# Extract provided start

Ed Miliband was all about “self-serving double standards” and couldn’t “get his facts right.” Margaret Hodge’s powerful public accounts committee was guilty of “drift” and Dennis Skinner should go and claim his pension. What did we actually learn?

– That David Cameron thought he should’ve been allowed to carry on with his local election campaigning in Buckinghamshire and not summoned to the Commons by the Speaker – “let me set out the position again,” he said as he opened. His aides growled that “nothing had changed” since he last spoke to the Commons, there were “no new facts.

– That the PM will refer the Jeremy Hunt case to Alex Allan “if new evidence emerges,” which it might through Leveson. (Some puzzlement on this one because Prime Ministers are supposed to root out evidence using the relevant Whitehall hands if there’s a sniff of something untoward with a minister … not sit around waiting for stuff to “emerge,” presumably via leaks if it doesn’t turn up at Leveson.

– That the Tory chairman of the media select committee thinks that there could be a role for his committee looking into all this if Leveson doesn’t throw anything up. He seems to think “cross-examination” of Jeremy Hunt might be a good idea too – not sure by whom.

# Extract provided end

* Problem requirements *
Could you write the next part of the piece on Cameron's Commons statement about Jeremy Hunt, picking up after its last line?

# Given information start

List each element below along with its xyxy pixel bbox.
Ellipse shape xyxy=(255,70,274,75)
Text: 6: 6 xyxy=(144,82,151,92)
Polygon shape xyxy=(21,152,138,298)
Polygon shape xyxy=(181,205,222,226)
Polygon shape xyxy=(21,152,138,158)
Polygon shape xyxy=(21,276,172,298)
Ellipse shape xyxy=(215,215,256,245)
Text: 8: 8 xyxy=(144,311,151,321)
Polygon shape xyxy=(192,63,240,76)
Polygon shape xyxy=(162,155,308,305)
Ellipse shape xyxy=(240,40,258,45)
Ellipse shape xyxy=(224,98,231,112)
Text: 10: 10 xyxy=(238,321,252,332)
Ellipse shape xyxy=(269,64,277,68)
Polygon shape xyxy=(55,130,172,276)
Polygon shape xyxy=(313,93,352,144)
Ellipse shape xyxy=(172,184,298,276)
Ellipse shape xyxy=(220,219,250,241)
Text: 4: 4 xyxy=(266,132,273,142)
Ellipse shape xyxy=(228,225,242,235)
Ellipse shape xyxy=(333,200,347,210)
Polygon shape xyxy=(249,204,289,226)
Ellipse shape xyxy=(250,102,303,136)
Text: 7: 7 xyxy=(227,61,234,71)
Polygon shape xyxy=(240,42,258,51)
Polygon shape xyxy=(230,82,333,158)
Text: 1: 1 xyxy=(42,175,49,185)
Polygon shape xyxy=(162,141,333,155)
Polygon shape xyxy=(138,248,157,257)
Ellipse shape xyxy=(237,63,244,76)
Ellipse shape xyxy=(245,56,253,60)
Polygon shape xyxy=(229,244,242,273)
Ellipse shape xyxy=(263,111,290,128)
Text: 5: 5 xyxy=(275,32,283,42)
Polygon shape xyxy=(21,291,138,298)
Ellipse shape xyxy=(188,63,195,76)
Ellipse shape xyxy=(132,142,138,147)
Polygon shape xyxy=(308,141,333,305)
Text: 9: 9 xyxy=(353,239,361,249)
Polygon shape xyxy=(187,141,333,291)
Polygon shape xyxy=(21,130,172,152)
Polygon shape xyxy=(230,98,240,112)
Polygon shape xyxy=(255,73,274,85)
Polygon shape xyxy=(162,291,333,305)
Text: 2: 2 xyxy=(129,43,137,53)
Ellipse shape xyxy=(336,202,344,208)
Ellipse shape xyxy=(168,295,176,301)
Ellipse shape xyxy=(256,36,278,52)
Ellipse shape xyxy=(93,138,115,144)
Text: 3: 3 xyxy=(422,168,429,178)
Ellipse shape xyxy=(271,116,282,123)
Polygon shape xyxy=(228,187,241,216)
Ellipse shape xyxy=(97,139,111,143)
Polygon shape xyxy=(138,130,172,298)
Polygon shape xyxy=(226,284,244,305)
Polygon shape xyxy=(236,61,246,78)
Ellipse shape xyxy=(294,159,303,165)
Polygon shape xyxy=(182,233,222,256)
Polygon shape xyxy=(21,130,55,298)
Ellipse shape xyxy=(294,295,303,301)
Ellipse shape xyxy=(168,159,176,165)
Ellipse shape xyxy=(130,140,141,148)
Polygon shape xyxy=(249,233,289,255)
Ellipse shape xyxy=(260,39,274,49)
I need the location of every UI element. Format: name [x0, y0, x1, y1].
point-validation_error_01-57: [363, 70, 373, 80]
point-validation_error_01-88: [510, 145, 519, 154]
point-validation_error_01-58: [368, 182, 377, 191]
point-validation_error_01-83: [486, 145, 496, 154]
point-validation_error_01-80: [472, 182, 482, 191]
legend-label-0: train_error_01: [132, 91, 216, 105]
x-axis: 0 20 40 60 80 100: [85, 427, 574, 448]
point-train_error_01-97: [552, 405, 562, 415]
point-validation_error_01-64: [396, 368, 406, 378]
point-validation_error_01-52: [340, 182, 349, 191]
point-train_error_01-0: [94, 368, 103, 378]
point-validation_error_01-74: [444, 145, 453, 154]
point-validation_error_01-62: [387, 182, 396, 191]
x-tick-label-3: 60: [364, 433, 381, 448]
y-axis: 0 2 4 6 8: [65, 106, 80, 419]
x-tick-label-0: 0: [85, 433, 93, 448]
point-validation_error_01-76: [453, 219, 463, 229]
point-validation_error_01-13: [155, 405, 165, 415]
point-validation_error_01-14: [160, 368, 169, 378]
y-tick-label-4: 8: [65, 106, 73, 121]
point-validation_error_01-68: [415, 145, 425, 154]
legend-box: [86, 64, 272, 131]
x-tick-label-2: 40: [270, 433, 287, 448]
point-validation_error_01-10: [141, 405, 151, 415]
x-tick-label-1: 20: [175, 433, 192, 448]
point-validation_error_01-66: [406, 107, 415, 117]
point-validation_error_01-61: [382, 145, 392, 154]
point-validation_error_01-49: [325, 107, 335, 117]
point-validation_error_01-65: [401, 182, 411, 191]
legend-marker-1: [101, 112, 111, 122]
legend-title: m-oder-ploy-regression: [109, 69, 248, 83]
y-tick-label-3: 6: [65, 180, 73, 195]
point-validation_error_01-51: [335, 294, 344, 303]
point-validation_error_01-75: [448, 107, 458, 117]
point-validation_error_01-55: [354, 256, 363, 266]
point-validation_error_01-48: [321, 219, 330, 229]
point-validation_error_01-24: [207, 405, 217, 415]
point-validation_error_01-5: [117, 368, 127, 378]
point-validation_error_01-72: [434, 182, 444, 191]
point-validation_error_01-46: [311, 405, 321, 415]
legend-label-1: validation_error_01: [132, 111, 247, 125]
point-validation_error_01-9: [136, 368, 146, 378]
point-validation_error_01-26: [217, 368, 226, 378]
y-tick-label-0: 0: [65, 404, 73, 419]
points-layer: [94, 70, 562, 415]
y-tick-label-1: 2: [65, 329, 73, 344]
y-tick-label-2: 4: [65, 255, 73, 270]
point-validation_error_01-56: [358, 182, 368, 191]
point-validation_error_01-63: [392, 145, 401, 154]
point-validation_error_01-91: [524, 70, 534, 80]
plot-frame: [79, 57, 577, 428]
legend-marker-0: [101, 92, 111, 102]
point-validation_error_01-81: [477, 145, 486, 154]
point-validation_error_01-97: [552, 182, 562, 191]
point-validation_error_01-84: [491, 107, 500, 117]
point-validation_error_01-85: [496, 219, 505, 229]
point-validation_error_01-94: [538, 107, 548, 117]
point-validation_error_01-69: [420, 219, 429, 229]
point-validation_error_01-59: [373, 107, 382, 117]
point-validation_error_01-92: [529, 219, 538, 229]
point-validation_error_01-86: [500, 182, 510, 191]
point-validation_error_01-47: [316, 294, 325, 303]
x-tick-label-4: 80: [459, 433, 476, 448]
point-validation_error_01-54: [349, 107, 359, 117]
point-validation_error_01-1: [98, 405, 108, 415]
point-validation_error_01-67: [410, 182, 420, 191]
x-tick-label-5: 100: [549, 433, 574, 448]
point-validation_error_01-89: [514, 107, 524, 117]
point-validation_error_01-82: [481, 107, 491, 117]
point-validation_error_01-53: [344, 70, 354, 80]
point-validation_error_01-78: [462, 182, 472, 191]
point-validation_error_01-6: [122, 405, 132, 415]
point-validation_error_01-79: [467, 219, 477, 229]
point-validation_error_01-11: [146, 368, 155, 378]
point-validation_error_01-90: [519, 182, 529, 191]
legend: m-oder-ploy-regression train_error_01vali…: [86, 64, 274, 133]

# Given information end
# Given information start

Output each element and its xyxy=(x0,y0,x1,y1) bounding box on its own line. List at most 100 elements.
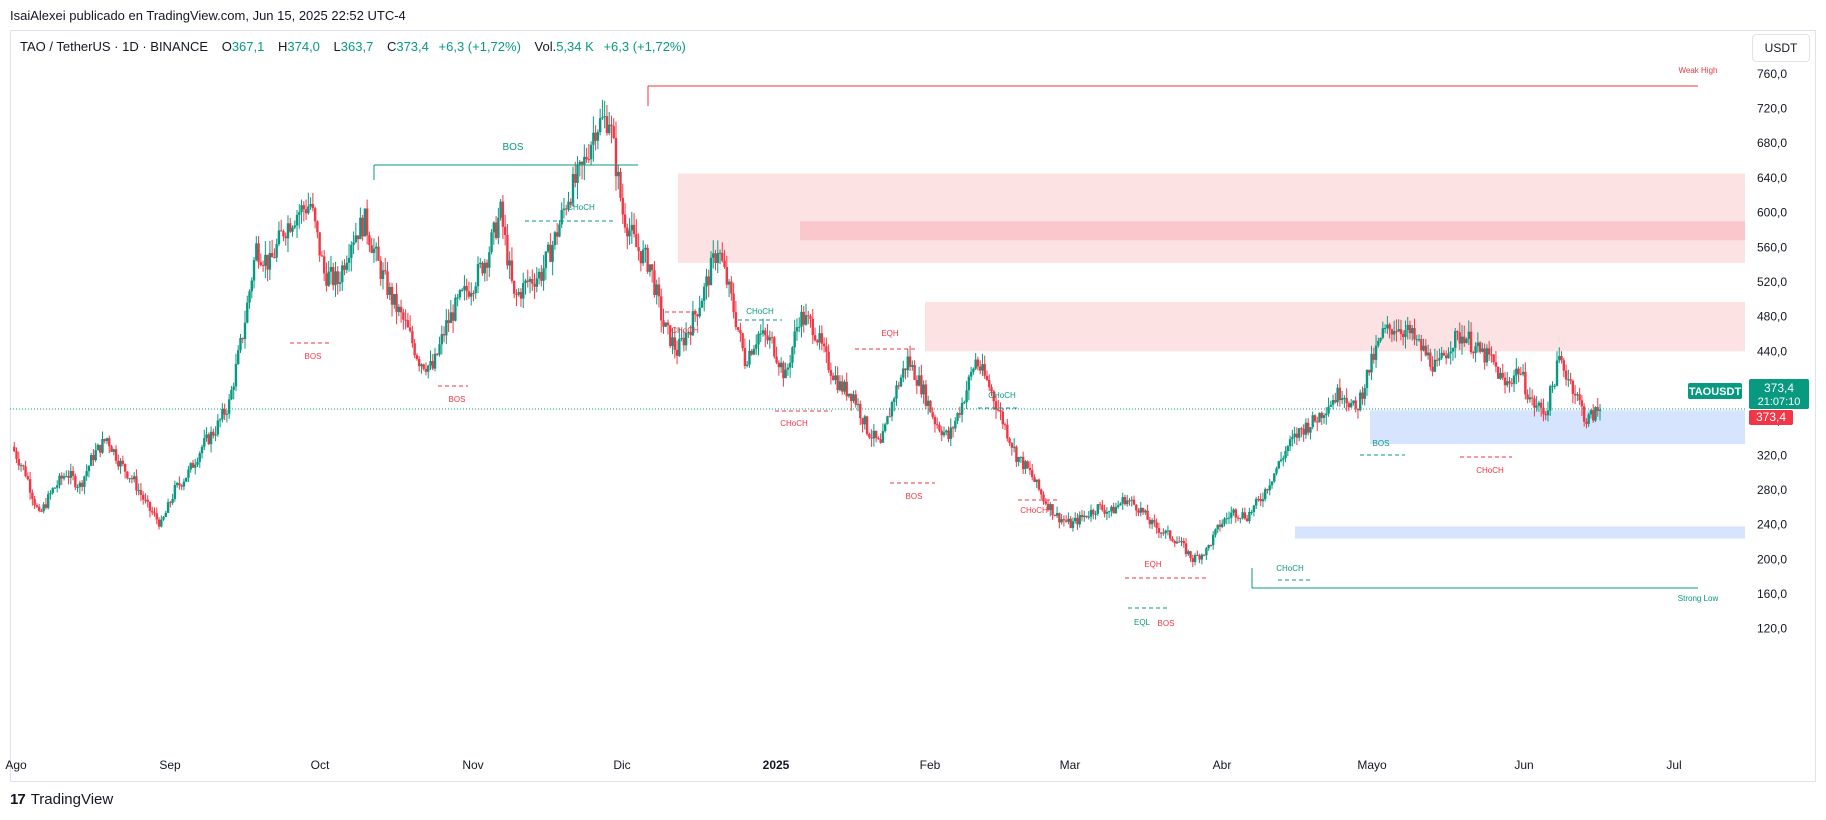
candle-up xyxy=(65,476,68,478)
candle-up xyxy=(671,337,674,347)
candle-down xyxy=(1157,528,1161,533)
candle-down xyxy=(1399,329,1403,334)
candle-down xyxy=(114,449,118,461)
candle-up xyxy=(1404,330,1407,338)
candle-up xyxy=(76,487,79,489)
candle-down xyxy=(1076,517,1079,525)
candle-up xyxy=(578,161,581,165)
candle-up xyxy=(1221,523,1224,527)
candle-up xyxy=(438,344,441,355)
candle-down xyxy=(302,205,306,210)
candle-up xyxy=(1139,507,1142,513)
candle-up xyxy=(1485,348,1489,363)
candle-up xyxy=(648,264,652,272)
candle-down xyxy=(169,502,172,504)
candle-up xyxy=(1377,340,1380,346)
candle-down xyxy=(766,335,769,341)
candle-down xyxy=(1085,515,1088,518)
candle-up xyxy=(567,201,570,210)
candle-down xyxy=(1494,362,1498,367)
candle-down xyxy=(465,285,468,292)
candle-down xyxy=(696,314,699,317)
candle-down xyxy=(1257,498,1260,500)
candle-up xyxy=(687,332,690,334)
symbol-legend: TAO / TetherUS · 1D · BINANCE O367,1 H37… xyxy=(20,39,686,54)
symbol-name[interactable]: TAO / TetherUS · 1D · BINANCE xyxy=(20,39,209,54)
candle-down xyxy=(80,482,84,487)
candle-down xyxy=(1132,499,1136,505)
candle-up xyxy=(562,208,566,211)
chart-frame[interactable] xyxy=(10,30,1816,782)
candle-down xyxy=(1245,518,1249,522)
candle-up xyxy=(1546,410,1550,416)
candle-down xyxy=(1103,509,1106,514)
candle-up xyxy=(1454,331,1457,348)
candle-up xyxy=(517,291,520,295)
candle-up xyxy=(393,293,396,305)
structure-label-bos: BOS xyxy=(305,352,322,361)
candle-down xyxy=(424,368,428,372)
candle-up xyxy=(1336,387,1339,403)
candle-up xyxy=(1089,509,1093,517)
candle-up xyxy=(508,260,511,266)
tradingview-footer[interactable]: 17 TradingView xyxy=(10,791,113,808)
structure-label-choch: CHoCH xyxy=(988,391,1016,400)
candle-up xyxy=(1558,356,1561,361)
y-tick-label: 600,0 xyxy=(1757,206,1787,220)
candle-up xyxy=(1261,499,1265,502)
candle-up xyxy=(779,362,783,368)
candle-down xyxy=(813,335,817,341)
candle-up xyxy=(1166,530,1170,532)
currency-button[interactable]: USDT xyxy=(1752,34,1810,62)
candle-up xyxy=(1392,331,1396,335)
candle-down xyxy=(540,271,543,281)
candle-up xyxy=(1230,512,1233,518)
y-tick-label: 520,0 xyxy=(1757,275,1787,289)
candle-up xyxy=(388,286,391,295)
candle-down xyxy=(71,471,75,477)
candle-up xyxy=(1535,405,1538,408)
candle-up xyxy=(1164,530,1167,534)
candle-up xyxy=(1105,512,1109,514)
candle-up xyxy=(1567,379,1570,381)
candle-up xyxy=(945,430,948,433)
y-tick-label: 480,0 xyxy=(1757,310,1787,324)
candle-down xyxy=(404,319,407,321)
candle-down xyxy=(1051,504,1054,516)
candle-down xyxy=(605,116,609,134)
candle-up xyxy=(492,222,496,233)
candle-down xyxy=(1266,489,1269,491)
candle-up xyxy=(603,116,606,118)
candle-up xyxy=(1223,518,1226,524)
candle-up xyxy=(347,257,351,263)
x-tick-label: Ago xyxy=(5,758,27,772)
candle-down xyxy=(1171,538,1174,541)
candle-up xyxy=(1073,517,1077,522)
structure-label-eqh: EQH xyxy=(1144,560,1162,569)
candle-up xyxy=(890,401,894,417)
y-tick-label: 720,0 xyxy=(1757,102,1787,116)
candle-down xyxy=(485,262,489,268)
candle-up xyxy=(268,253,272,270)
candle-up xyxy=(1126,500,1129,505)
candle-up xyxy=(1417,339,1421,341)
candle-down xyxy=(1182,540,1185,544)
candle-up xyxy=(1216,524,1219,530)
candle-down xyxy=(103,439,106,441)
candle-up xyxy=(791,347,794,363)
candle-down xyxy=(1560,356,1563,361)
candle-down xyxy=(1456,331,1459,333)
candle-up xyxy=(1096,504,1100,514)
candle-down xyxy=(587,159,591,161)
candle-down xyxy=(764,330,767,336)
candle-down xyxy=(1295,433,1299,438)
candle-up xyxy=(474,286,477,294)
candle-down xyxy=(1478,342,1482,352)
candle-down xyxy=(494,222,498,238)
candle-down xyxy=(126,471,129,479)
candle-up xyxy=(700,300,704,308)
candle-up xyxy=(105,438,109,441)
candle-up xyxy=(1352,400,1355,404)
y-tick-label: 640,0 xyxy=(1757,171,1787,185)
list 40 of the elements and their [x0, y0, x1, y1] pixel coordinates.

# Given information end

* Response below *
The PM’s team is letting it be known they think Ed Miliband flunked it today because he didn’t have any new line or argument or evidence. They insist the PM didn’t lose his temper in the Commons, but from where I was sitting he seemed angry, his hand occasionally shook, he showed a surprising acquaintance with both the DCMS Perm Sec’s appearance at the public accounts committee last week and the Leveson evidence sessions from last week, suggesting that this celebrated DVD boxed set fan may be watching too much live TV.

He and Jeremy Hunt seemed very fired up. The PM turned at one point to say “thank you, thank you” to backbenchers shouting approval behind him. I would say my overall impression was that he was seriously rattled on this one but not yet beaten.